Quote the excerpt on output transformers from "Once the winding" up to and including "inductance is correct.", replacing "primary inductance" with "magnetizing inductance".

▶ [Excerpted text]:
— start —
Trying to establish a much more accurate
equivalent model of the complex LCR offered by such a simple OPT as No3
is
beyond my abilities and there is little point to achieve such modelling. It is
simply easier to
establish low values of C and LL by empirical methods and
then critically damp the HF gain
of the amp to achieve low overshoot on
square waves with a 0.22 uF across the output without any R load,
while
maintaining a maximal HF pole with a solely R load.
A common mistake by
would-be experts who try to wind OPT without enough know-how is to
closely
couple P and S windings so the distance between the P and S is say only
0.2mm,
and this would increase the shunt C from 955pF to 3,581pF, or even
higher if they used the space
saved for more P turns and interleavings where
neither is wanted or a
benefit.
----------------------------------------------------------------------------------------------------------------------------
PRACTICAL TESTING OF SE AMPLIFIERS AND
OPT.
Once the winding of the OPT is complete, the UN-VARNISHED OR UN-WAXED
OPT is temporarily placed into the amplifier and tests should be done to confirm
that the gap size and primary inductance is correct.
If the bobbin has been
varnished with cold cure polyurethane two pack mix, the core is assmbeled into
the
winding but without the final surface applied varnish over the completed
item.
The core gap MUST be adjusted, and final varnish coating of the core
with air drying varnish
cannot be applied until the gap size has been
confirmed.
The amplifier should be checked to make sure all is well with circuit
function, and a dummy load resistance equal to the
rated load is connected
across the output. The enthusiast should have an oscilliscope connected to
monitor
the OPT secondary output voltage and the test signal must be from a
low impedance low distortion sine wave generator with a frequency range from 2Hz
to 2MHz. If global NFB is used, it should be dis-connected, and any phase
tweaking
networks disconnected so the response is the best possible without
global NFB.
— end —
▶ [Recorded data]:
— start —
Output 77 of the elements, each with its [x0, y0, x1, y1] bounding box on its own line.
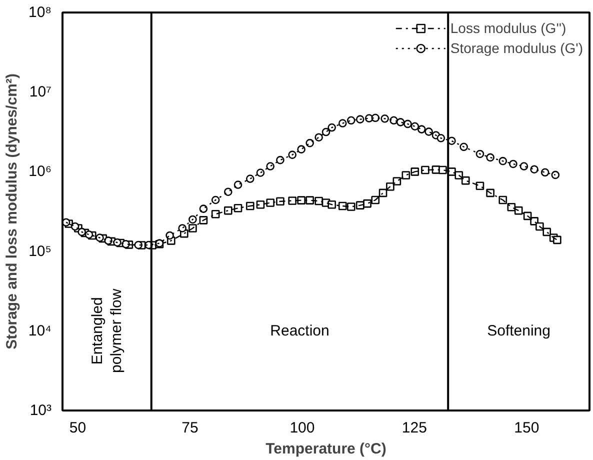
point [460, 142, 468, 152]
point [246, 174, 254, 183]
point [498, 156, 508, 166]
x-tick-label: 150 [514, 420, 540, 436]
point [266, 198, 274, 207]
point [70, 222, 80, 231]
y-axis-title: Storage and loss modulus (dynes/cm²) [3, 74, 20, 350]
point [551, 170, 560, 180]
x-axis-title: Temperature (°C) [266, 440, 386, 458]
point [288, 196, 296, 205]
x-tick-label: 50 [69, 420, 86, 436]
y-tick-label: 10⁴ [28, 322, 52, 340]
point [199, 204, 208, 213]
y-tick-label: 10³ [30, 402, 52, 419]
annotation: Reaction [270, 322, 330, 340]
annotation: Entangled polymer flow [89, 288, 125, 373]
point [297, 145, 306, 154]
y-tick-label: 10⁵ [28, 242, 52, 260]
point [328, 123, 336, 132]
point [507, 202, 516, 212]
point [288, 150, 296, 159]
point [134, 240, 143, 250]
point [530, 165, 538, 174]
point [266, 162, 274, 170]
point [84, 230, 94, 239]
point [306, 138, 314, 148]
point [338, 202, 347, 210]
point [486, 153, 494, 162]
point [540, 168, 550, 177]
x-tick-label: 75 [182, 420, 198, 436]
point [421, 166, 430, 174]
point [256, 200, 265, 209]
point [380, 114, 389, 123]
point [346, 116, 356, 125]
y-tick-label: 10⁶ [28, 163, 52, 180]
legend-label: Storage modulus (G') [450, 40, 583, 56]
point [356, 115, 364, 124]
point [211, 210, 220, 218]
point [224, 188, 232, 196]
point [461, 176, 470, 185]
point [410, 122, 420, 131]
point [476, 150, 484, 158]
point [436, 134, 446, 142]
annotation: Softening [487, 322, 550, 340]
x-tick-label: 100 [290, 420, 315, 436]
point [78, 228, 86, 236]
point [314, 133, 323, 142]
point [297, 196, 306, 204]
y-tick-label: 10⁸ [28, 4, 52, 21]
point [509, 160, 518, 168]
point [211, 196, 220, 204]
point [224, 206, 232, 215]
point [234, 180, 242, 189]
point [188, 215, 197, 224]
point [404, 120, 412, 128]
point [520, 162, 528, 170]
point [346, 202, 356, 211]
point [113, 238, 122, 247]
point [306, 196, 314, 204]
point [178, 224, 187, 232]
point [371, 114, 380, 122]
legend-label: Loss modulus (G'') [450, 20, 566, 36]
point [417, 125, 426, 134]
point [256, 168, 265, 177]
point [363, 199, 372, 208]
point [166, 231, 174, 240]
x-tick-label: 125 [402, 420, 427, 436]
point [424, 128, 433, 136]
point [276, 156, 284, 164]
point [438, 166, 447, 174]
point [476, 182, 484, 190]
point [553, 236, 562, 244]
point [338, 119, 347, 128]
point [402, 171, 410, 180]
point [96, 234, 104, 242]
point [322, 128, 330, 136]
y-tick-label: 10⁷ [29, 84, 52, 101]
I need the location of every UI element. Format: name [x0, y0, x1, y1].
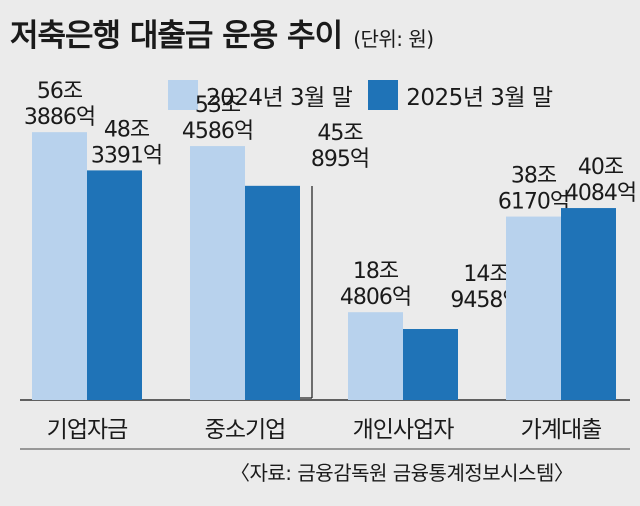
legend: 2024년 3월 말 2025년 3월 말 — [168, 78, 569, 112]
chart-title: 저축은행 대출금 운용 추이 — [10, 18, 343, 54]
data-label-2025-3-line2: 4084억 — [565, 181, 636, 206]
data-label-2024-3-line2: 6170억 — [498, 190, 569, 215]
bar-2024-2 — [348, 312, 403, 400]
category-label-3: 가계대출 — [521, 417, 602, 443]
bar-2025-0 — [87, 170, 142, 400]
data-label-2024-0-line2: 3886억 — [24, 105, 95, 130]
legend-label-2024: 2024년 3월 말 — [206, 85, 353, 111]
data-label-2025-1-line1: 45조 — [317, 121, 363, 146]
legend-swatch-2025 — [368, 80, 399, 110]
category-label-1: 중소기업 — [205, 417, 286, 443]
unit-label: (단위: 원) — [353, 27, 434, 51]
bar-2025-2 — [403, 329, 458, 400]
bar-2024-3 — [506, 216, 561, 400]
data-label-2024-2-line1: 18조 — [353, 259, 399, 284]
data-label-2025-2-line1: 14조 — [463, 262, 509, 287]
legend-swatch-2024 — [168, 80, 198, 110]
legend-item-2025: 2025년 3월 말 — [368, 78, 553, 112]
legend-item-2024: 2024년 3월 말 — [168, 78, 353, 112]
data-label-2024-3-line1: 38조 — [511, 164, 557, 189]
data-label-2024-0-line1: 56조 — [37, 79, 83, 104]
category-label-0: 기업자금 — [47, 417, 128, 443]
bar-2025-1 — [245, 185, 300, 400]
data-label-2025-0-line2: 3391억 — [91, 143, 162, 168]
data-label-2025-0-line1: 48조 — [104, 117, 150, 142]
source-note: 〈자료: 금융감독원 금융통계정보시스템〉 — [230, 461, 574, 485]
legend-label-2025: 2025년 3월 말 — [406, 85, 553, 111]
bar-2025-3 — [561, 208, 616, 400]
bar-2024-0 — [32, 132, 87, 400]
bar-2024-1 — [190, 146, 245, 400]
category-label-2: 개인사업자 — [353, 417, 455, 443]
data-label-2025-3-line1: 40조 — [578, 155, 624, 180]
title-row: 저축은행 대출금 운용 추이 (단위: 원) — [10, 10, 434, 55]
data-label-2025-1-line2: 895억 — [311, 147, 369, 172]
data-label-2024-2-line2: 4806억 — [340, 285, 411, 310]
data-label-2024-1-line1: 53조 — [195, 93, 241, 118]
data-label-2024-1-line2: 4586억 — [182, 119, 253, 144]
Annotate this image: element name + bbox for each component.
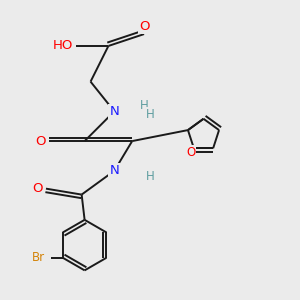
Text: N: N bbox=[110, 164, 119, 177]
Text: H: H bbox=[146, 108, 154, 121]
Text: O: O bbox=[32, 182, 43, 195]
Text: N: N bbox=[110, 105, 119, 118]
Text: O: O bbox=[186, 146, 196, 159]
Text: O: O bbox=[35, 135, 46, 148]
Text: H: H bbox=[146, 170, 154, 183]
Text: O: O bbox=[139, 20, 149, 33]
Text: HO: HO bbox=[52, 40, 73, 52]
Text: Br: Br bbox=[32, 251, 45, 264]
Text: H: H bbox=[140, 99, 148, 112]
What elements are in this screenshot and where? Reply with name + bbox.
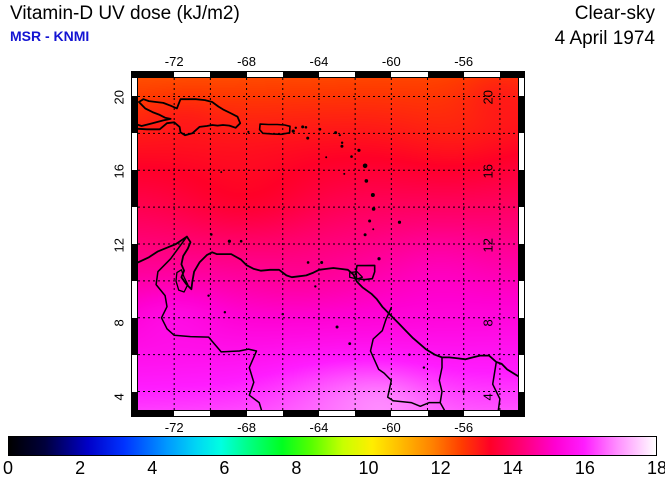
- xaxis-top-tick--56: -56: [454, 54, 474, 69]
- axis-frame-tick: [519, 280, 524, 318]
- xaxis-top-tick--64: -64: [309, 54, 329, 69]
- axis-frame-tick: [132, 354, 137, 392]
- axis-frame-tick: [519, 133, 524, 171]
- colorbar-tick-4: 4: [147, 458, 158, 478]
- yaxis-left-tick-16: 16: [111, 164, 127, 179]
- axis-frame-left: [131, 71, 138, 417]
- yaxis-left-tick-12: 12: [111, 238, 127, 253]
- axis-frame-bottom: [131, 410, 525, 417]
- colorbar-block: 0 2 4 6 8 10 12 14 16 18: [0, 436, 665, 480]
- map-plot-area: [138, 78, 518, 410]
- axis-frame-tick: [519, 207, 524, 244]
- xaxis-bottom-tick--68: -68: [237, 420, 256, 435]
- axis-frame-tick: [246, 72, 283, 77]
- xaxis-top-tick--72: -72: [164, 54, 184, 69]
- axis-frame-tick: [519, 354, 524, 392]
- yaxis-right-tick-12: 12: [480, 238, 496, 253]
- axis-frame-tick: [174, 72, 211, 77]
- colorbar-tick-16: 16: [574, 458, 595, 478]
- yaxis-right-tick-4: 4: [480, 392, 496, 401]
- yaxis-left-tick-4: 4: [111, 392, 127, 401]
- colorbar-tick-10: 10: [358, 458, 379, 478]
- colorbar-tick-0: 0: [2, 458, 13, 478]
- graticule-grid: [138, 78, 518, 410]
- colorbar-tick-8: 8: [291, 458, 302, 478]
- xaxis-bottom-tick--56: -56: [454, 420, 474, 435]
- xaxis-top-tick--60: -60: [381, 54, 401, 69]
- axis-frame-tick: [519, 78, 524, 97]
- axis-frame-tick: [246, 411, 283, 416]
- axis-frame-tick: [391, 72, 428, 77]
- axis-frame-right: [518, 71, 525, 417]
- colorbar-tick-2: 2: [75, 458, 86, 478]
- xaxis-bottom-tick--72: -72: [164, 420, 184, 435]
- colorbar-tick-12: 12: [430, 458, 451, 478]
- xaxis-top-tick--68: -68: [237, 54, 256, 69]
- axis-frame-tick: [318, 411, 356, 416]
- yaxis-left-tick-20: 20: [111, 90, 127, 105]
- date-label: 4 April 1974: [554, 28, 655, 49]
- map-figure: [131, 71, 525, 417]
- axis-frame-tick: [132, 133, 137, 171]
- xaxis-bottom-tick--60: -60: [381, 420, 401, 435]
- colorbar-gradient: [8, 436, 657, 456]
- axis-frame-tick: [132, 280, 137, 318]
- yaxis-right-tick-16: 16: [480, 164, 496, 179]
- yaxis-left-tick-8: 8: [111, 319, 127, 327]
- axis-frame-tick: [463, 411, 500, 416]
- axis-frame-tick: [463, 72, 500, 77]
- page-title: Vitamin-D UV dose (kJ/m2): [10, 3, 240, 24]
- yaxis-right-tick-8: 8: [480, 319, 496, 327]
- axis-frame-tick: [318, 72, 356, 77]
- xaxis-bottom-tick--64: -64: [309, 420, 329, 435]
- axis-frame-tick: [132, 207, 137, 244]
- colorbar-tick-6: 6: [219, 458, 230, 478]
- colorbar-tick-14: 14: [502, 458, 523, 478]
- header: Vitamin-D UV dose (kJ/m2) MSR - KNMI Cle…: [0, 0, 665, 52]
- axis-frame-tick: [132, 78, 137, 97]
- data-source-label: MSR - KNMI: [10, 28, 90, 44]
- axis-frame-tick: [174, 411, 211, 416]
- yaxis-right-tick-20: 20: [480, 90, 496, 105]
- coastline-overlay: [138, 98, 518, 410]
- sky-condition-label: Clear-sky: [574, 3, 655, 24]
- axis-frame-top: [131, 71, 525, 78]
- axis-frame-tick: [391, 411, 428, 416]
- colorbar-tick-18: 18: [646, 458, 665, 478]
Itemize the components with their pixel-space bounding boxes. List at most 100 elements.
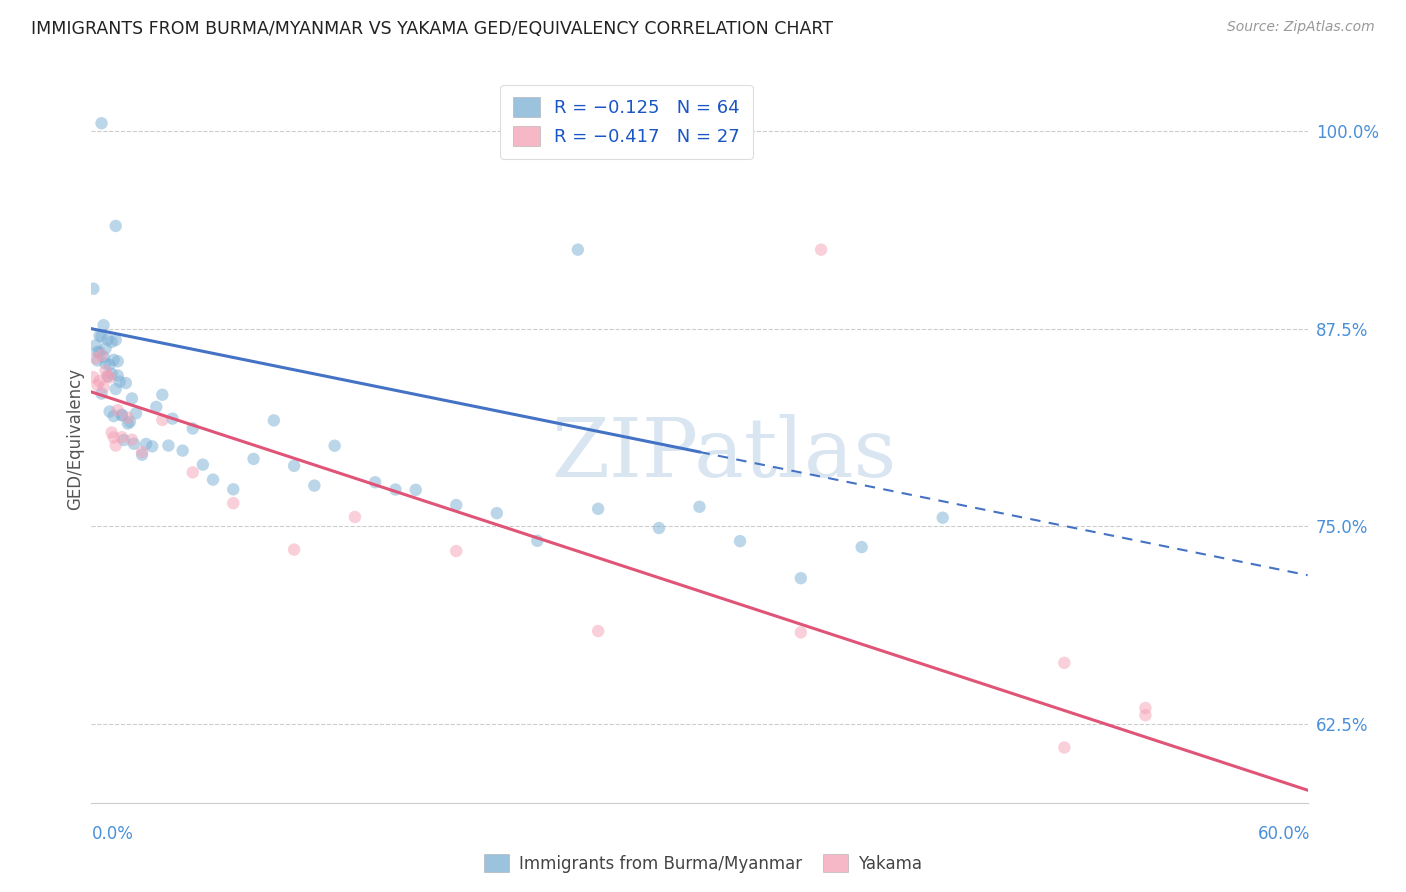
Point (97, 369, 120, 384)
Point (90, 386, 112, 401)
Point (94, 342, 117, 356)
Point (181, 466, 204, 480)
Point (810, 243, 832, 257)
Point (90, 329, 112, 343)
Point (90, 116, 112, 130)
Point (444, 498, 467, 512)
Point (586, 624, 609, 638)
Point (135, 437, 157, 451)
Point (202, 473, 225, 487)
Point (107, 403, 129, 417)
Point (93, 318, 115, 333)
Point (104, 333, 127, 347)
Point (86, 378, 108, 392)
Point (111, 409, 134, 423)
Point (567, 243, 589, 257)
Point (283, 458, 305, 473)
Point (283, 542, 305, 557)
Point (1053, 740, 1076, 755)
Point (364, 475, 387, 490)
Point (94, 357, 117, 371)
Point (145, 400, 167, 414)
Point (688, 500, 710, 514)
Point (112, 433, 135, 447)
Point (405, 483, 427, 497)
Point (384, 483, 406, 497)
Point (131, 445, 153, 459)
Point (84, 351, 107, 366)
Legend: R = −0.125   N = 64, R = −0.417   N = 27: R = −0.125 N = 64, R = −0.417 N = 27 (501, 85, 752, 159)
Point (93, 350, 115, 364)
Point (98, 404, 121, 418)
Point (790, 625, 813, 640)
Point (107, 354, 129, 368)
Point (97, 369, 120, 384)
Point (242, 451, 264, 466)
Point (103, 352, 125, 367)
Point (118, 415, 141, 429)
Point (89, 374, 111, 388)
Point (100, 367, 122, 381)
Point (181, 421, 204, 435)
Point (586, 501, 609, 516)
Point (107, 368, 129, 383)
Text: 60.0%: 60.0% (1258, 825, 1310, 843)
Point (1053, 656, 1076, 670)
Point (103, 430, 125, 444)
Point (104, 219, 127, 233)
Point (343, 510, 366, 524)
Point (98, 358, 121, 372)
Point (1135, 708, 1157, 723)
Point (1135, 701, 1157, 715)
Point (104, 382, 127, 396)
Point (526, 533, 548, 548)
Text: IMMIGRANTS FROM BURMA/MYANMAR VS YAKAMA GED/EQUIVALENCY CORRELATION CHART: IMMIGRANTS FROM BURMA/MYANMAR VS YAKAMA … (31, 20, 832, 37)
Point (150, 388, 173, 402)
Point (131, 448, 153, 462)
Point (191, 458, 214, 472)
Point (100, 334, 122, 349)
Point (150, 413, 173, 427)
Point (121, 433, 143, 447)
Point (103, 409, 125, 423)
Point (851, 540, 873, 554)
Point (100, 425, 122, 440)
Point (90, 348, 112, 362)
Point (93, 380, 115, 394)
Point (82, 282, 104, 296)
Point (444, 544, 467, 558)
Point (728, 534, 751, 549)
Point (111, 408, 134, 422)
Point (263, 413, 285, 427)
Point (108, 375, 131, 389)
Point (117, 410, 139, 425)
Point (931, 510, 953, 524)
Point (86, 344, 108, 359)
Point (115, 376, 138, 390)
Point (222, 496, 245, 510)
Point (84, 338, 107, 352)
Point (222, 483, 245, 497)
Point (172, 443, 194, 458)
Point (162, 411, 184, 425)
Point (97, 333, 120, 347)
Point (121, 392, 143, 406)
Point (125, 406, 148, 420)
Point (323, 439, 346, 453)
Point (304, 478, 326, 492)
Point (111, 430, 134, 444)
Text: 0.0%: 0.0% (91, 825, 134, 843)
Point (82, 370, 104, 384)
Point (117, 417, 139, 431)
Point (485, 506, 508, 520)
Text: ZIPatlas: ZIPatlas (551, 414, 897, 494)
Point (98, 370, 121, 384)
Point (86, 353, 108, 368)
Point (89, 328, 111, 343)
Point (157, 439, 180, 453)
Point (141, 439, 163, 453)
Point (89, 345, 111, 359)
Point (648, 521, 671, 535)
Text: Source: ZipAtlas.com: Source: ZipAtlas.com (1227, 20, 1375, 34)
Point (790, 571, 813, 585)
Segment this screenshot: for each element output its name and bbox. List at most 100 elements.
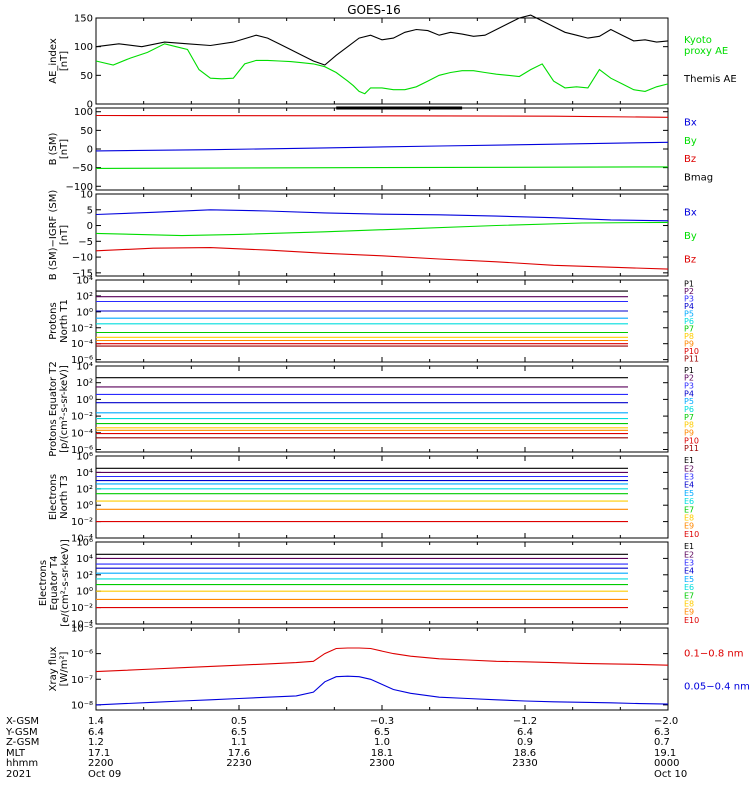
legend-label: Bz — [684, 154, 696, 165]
— end —
▶ [Output below]:
Once the winding of the OPT is complete, the UN-VARNISHED OR UN-WAXED
OPT is temporarily placed into the amplifier and tests should be done to confirm
that the gap size and magnetizing inductance is correct.